— Start of Provided records —

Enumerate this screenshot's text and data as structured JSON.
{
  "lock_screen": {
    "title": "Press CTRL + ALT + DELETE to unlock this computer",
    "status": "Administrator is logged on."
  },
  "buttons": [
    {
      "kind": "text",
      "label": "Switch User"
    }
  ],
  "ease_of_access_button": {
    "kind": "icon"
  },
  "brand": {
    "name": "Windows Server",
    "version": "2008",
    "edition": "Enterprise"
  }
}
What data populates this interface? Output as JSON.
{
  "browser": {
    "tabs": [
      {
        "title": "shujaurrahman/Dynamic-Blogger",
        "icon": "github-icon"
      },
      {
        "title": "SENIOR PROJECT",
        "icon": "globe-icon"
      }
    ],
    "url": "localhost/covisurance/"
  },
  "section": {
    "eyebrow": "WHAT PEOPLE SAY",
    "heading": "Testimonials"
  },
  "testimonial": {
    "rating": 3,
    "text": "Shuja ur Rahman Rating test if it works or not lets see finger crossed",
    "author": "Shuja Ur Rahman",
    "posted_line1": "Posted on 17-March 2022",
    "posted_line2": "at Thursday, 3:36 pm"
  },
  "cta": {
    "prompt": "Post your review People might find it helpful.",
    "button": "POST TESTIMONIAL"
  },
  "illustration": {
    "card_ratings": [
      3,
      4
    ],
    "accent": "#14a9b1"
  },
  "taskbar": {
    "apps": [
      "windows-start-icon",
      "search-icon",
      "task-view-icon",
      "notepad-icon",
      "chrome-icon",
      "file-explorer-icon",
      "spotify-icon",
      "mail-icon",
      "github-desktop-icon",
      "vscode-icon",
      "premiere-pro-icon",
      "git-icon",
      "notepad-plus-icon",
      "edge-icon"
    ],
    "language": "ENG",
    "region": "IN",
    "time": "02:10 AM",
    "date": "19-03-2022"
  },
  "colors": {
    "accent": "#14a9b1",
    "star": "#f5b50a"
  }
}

— End of Provided records —

Aim | Without leaving anything out, give the entries again exactly.

Exercise result |
Enumerate this screenshot's text and data as structured JSON.
{
  "lock_screen": {
    "title": "Press CTRL + ALT + DELETE to unlock this computer",
    "status": "Administrator is logged on."
  },
  "buttons": [
    {
      "kind": "text",
      "label": "Switch User"
    }
  ],
  "ease_of_access_button": {
    "kind": "icon"
  },
  "brand": {
    "name": "Windows Server",
    "version": "2008",
    "edition": "Enterprise"
  }
}
What data populates this interface? Output as JSON.
{
  "browser": {
    "tabs": [
      {
        "title": "shujaurrahman/Dynamic-Blogger",
        "icon": "github-icon"
      },
      {
        "title": "SENIOR PROJECT",
        "icon": "globe-icon"
      }
    ],
    "url": "localhost/covisurance/"
  },
  "section": {
    "eyebrow": "WHAT PEOPLE SAY",
    "heading": "Testimonials"
  },
  "testimonial": {
    "rating": 3,
    "text": "Shuja ur Rahman Rating test if it works or not lets see finger crossed",
    "author": "Shuja Ur Rahman",
    "posted_line1": "Posted on 17-March 2022",
    "posted_line2": "at Thursday, 3:36 pm"
  },
  "cta": {
    "prompt": "Post your review People might find it helpful.",
    "button": "POST TESTIMONIAL"
  },
  "illustration": {
    "card_ratings": [
      3,
      4
    ],
    "accent": "#14a9b1"
  },
  "taskbar": {
    "apps": [
      "windows-start-icon",
      "search-icon",
      "task-view-icon",
      "notepad-icon",
      "chrome-icon",
      "file-explorer-icon",
      "spotify-icon",
      "mail-icon",
      "github-desktop-icon",
      "vscode-icon",
      "premiere-pro-icon",
      "git-icon",
      "notepad-plus-icon",
      "edge-icon"
    ],
    "language": "ENG",
    "region": "IN",
    "time": "02:10 AM",
    "date": "19-03-2022"
  },
  "colors": {
    "accent": "#14a9b1",
    "star": "#f5b50a"
  }
}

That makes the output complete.